## WHAT TO DO
Find all the lines with "title" and gather them.

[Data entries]
-- Start --

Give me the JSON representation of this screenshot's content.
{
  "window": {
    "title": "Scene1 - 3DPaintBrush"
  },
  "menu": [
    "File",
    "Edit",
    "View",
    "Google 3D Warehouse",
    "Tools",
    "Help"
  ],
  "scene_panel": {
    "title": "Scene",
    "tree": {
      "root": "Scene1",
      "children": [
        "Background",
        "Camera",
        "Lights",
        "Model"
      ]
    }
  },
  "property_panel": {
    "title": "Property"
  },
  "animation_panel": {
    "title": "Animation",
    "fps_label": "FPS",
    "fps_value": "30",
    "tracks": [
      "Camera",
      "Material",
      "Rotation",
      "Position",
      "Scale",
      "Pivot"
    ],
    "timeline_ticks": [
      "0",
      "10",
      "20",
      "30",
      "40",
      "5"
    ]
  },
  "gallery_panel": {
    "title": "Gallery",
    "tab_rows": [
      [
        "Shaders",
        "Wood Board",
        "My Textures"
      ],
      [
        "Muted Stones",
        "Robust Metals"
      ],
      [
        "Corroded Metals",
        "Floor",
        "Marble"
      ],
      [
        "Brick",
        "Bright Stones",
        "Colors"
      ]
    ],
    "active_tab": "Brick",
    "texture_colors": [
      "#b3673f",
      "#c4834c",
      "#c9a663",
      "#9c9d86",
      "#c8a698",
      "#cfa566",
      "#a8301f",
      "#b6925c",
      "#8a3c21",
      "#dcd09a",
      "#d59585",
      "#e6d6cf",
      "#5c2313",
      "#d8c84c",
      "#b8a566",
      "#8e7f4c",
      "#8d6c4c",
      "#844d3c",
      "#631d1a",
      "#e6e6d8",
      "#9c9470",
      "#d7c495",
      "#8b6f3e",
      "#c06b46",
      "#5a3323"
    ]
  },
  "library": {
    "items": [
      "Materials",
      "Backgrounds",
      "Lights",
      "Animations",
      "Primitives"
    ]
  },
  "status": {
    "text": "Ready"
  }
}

-- End --

## ANSWER TO THIS TASK
    "title": "Scene1 - 3DPaintBrush"
    "title": "Scene",
    "title": "Property"
    "title": "Animation",
    "title": "Gallery",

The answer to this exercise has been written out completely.